**Given task**
Omit the images, then print each record below exactly as it reads.

================

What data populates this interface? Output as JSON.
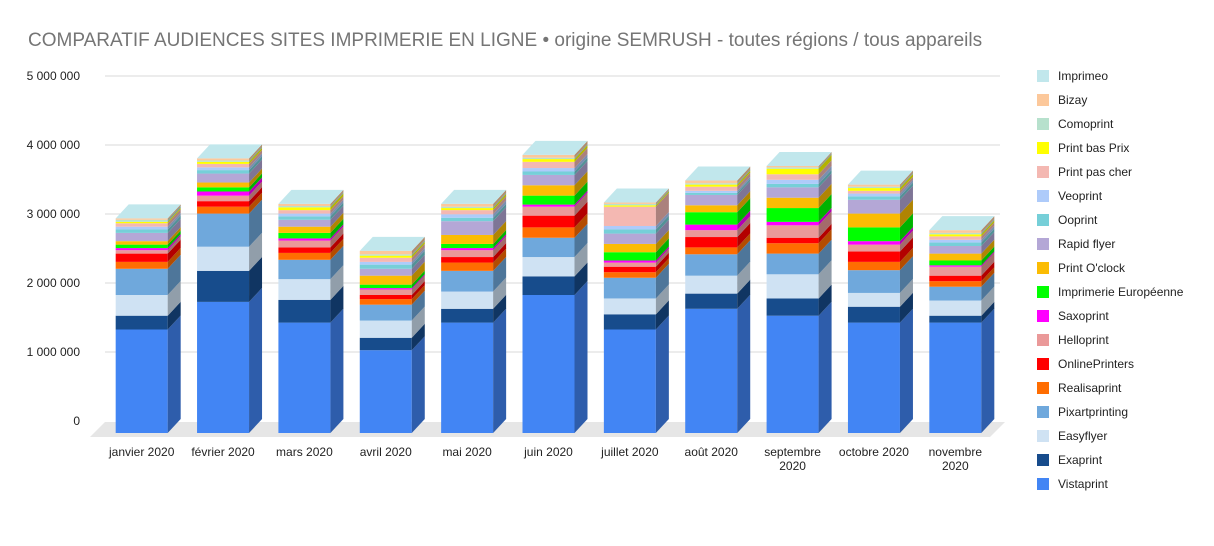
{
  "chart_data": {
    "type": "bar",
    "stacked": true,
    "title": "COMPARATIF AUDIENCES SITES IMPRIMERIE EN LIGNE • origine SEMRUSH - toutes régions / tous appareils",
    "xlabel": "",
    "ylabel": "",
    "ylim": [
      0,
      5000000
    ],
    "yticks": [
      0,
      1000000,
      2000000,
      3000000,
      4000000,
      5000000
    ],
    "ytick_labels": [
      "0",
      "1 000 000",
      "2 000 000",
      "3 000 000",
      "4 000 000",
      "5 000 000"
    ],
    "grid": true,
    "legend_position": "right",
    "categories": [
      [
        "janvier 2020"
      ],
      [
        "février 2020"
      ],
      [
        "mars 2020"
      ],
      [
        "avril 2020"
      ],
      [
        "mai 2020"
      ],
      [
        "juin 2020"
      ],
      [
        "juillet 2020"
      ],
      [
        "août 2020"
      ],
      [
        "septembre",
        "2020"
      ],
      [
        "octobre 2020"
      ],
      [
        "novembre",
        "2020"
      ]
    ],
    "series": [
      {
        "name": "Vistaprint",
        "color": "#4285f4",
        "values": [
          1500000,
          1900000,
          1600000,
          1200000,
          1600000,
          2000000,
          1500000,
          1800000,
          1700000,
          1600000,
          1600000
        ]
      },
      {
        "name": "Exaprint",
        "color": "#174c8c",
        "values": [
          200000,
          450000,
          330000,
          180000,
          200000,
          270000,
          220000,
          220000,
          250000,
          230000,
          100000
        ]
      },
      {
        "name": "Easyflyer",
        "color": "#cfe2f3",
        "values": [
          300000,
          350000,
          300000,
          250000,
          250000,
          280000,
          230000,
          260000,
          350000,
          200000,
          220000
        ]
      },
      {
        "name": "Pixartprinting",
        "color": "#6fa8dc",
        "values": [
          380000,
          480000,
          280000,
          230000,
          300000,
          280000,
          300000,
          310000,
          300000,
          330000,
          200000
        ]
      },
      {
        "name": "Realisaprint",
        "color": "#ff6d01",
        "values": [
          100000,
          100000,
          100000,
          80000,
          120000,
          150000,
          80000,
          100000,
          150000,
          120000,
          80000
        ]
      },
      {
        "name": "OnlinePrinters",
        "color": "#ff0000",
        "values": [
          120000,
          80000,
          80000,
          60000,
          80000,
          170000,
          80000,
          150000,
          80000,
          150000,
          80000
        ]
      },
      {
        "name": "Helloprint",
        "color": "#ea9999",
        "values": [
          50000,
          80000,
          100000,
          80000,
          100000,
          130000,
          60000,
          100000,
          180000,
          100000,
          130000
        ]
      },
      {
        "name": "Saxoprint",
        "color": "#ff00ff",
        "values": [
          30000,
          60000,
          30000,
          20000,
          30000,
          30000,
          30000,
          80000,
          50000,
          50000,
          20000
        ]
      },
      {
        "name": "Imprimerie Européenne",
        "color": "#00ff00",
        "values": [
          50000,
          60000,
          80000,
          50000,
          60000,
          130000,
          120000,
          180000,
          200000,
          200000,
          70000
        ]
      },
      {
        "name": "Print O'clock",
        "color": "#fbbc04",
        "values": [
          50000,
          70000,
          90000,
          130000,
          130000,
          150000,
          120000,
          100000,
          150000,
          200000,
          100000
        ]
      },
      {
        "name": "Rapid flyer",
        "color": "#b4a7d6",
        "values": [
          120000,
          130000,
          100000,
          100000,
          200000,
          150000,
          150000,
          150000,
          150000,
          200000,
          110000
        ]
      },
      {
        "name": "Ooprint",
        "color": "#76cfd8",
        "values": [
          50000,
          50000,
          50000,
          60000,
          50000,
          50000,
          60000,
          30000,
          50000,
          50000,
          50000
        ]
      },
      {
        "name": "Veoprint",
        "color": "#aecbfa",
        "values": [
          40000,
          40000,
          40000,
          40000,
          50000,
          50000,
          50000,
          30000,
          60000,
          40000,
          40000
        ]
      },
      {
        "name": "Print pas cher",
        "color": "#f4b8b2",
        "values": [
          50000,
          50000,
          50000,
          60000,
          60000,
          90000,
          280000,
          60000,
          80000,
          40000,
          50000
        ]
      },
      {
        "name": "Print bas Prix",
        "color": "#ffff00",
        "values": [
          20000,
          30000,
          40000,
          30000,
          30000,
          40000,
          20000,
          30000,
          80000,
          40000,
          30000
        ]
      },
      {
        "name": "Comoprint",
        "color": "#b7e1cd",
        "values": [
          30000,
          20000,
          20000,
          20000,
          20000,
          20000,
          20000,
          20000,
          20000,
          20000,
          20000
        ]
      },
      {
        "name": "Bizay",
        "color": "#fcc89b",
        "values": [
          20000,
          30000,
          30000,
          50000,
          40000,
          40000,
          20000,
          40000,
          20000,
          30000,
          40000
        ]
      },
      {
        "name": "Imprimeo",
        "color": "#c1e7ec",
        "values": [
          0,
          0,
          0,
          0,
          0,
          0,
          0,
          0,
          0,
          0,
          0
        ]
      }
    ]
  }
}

================

**Answer to the exercise**
What data populates this interface? Output as JSON.
{
  "chart_data": {
    "type": "bar",
    "stacked": true,
    "title": "COMPARATIF AUDIENCES SITES IMPRIMERIE EN LIGNE • origine SEMRUSH - toutes régions / tous appareils",
    "xlabel": "",
    "ylabel": "",
    "ylim": [
      0,
      5000000
    ],
    "yticks": [
      0,
      1000000,
      2000000,
      3000000,
      4000000,
      5000000
    ],
    "ytick_labels": [
      "0",
      "1 000 000",
      "2 000 000",
      "3 000 000",
      "4 000 000",
      "5 000 000"
    ],
    "grid": true,
    "legend_position": "right",
    "categories": [
      [
        "janvier 2020"
      ],
      [
        "février 2020"
      ],
      [
        "mars 2020"
      ],
      [
        "avril 2020"
      ],
      [
        "mai 2020"
      ],
      [
        "juin 2020"
      ],
      [
        "juillet 2020"
      ],
      [
        "août 2020"
      ],
      [
        "septembre",
        "2020"
      ],
      [
        "octobre 2020"
      ],
      [
        "novembre",
        "2020"
      ]
    ],
    "series": [
      {
        "name": "Vistaprint",
        "color": "#4285f4",
        "values": [
          1500000,
          1900000,
          1600000,
          1200000,
          1600000,
          2000000,
          1500000,
          1800000,
          1700000,
          1600000,
          1600000
        ]
      },
      {
        "name": "Exaprint",
        "color": "#174c8c",
        "values": [
          200000,
          450000,
          330000,
          180000,
          200000,
          270000,
          220000,
          220000,
          250000,
          230000,
          100000
        ]
      },
      {
        "name": "Easyflyer",
        "color": "#cfe2f3",
        "values": [
          300000,
          350000,
          300000,
          250000,
          250000,
          280000,
          230000,
          260000,
          350000,
          200000,
          220000
        ]
      },
      {
        "name": "Pixartprinting",
        "color": "#6fa8dc",
        "values": [
          380000,
          480000,
          280000,
          230000,
          300000,
          280000,
          300000,
          310000,
          300000,
          330000,
          200000
        ]
      },
      {
        "name": "Realisaprint",
        "color": "#ff6d01",
        "values": [
          100000,
          100000,
          100000,
          80000,
          120000,
          150000,
          80000,
          100000,
          150000,
          120000,
          80000
        ]
      },
      {
        "name": "OnlinePrinters",
        "color": "#ff0000",
        "values": [
          120000,
          80000,
          80000,
          60000,
          80000,
          170000,
          80000,
          150000,
          80000,
          150000,
          80000
        ]
      },
      {
        "name": "Helloprint",
        "color": "#ea9999",
        "values": [
          50000,
          80000,
          100000,
          80000,
          100000,
          130000,
          60000,
          100000,
          180000,
          100000,
          130000
        ]
      },
      {
        "name": "Saxoprint",
        "color": "#ff00ff",
        "values": [
          30000,
          60000,
          30000,
          20000,
          30000,
          30000,
          30000,
          80000,
          50000,
          50000,
          20000
        ]
      },
      {
        "name": "Imprimerie Européenne",
        "color": "#00ff00",
        "values": [
          50000,
          60000,
          80000,
          50000,
          60000,
          130000,
          120000,
          180000,
          200000,
          200000,
          70000
        ]
      },
      {
        "name": "Print O'clock",
        "color": "#fbbc04",
        "values": [
          50000,
          70000,
          90000,
          130000,
          130000,
          150000,
          120000,
          100000,
          150000,
          200000,
          100000
        ]
      },
      {
        "name": "Rapid flyer",
        "color": "#b4a7d6",
        "values": [
          120000,
          130000,
          100000,
          100000,
          200000,
          150000,
          150000,
          150000,
          150000,
          200000,
          110000
        ]
      },
      {
        "name": "Ooprint",
        "color": "#76cfd8",
        "values": [
          50000,
          50000,
          50000,
          60000,
          50000,
          50000,
          60000,
          30000,
          50000,
          50000,
          50000
        ]
      },
      {
        "name": "Veoprint",
        "color": "#aecbfa",
        "values": [
          40000,
          40000,
          40000,
          40000,
          50000,
          50000,
          50000,
          30000,
          60000,
          40000,
          40000
        ]
      },
      {
        "name": "Print pas cher",
        "color": "#f4b8b2",
        "values": [
          50000,
          50000,
          50000,
          60000,
          60000,
          90000,
          280000,
          60000,
          80000,
          40000,
          50000
        ]
      },
      {
        "name": "Print bas Prix",
        "color": "#ffff00",
        "values": [
          20000,
          30000,
          40000,
          30000,
          30000,
          40000,
          20000,
          30000,
          80000,
          40000,
          30000
        ]
      },
      {
        "name": "Comoprint",
        "color": "#b7e1cd",
        "values": [
          30000,
          20000,
          20000,
          20000,
          20000,
          20000,
          20000,
          20000,
          20000,
          20000,
          20000
        ]
      },
      {
        "name": "Bizay",
        "color": "#fcc89b",
        "values": [
          20000,
          30000,
          30000,
          50000,
          40000,
          40000,
          20000,
          40000,
          20000,
          30000,
          40000
        ]
      },
      {
        "name": "Imprimeo",
        "color": "#c1e7ec",
        "values": [
          0,
          0,
          0,
          0,
          0,
          0,
          0,
          0,
          0,
          0,
          0
        ]
      }
    ]
  }
}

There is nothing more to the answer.